(Records from a collection)
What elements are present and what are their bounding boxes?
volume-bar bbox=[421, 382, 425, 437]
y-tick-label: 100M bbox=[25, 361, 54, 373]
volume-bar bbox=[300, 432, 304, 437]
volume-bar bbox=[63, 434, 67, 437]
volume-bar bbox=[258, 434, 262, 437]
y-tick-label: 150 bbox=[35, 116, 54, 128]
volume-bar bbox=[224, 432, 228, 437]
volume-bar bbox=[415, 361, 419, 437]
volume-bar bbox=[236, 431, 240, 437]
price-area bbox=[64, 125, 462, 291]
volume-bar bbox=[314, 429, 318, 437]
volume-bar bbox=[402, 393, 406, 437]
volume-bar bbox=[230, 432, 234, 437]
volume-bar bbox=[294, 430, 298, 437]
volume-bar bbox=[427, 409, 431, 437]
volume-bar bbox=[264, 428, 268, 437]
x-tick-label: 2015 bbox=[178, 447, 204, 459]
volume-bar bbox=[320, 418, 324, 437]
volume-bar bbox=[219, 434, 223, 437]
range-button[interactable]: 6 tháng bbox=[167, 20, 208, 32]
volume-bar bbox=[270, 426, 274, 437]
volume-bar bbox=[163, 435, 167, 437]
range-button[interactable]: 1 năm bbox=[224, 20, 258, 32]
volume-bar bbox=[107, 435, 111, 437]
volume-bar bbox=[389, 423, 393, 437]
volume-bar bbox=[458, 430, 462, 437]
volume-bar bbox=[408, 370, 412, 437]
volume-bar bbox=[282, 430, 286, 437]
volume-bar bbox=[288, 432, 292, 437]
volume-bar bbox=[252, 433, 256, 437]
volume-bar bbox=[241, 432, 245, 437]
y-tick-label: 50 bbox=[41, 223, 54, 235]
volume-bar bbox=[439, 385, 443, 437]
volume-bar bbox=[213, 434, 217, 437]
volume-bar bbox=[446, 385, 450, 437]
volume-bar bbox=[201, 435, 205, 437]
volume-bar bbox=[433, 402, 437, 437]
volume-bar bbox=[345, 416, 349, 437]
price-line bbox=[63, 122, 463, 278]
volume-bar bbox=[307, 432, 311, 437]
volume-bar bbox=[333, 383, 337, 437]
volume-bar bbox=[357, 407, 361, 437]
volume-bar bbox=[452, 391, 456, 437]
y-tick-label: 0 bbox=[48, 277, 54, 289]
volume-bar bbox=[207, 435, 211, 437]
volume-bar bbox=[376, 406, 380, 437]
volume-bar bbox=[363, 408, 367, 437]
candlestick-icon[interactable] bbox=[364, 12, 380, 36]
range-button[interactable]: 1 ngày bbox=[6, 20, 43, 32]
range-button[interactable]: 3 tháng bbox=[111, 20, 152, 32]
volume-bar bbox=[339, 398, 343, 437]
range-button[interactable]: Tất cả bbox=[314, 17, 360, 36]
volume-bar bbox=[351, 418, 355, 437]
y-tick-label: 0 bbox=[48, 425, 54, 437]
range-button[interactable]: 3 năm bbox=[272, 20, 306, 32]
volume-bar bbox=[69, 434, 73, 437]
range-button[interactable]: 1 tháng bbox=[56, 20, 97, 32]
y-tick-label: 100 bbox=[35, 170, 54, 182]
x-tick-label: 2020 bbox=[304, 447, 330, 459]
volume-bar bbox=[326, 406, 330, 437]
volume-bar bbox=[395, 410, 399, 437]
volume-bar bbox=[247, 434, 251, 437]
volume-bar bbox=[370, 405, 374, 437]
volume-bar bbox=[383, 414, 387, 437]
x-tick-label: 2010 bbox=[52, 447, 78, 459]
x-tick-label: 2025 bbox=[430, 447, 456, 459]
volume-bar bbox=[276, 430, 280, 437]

* Objective *
Rewrite the entries above, substituting "period-button" for every occurrence of "range-button" and leaving everything else unchanged.

* Exercise result *
What elements are present and what are their bounding boxes?
volume-bar bbox=[421, 382, 425, 437]
y-tick-label: 100M bbox=[25, 361, 54, 373]
volume-bar bbox=[300, 432, 304, 437]
volume-bar bbox=[63, 434, 67, 437]
volume-bar bbox=[258, 434, 262, 437]
y-tick-label: 150 bbox=[35, 116, 54, 128]
volume-bar bbox=[224, 432, 228, 437]
volume-bar bbox=[415, 361, 419, 437]
volume-bar bbox=[236, 431, 240, 437]
price-area bbox=[64, 125, 462, 291]
volume-bar bbox=[314, 429, 318, 437]
volume-bar bbox=[402, 393, 406, 437]
volume-bar bbox=[230, 432, 234, 437]
volume-bar bbox=[294, 430, 298, 437]
volume-bar bbox=[427, 409, 431, 437]
volume-bar bbox=[264, 428, 268, 437]
x-tick-label: 2015 bbox=[178, 447, 204, 459]
volume-bar bbox=[320, 418, 324, 437]
volume-bar bbox=[219, 434, 223, 437]
period-button[interactable]: 6 tháng bbox=[167, 20, 208, 32]
volume-bar bbox=[270, 426, 274, 437]
volume-bar bbox=[163, 435, 167, 437]
period-button[interactable]: 1 năm bbox=[224, 20, 258, 32]
volume-bar bbox=[107, 435, 111, 437]
volume-bar bbox=[389, 423, 393, 437]
volume-bar bbox=[458, 430, 462, 437]
volume-bar bbox=[408, 370, 412, 437]
volume-bar bbox=[282, 430, 286, 437]
volume-bar bbox=[288, 432, 292, 437]
volume-bar bbox=[252, 433, 256, 437]
volume-bar bbox=[241, 432, 245, 437]
y-tick-label: 50 bbox=[41, 223, 54, 235]
volume-bar bbox=[439, 385, 443, 437]
volume-bar bbox=[213, 434, 217, 437]
volume-bar bbox=[446, 385, 450, 437]
volume-bar bbox=[201, 435, 205, 437]
volume-bar bbox=[433, 402, 437, 437]
volume-bar bbox=[345, 416, 349, 437]
price-line bbox=[63, 122, 463, 278]
volume-bar bbox=[307, 432, 311, 437]
volume-bar bbox=[333, 383, 337, 437]
volume-bar bbox=[357, 407, 361, 437]
volume-bar bbox=[452, 391, 456, 437]
y-tick-label: 0 bbox=[48, 277, 54, 289]
volume-bar bbox=[207, 435, 211, 437]
volume-bar bbox=[376, 406, 380, 437]
volume-bar bbox=[363, 408, 367, 437]
candlestick-icon[interactable] bbox=[364, 12, 380, 36]
period-button[interactable]: 1 ngày bbox=[6, 20, 43, 32]
period-button[interactable]: 3 tháng bbox=[111, 20, 152, 32]
volume-bar bbox=[339, 398, 343, 437]
period-button[interactable]: Tất cả bbox=[314, 17, 360, 36]
volume-bar bbox=[351, 418, 355, 437]
y-tick-label: 0 bbox=[48, 425, 54, 437]
period-button[interactable]: 3 năm bbox=[272, 20, 306, 32]
volume-bar bbox=[69, 434, 73, 437]
period-button[interactable]: 1 tháng bbox=[56, 20, 97, 32]
y-tick-label: 100 bbox=[35, 170, 54, 182]
x-tick-label: 2020 bbox=[304, 447, 330, 459]
volume-bar bbox=[326, 406, 330, 437]
volume-bar bbox=[395, 410, 399, 437]
volume-bar bbox=[247, 434, 251, 437]
volume-bar bbox=[370, 405, 374, 437]
volume-bar bbox=[383, 414, 387, 437]
x-tick-label: 2010 bbox=[52, 447, 78, 459]
x-tick-label: 2025 bbox=[430, 447, 456, 459]
volume-bar bbox=[276, 430, 280, 437]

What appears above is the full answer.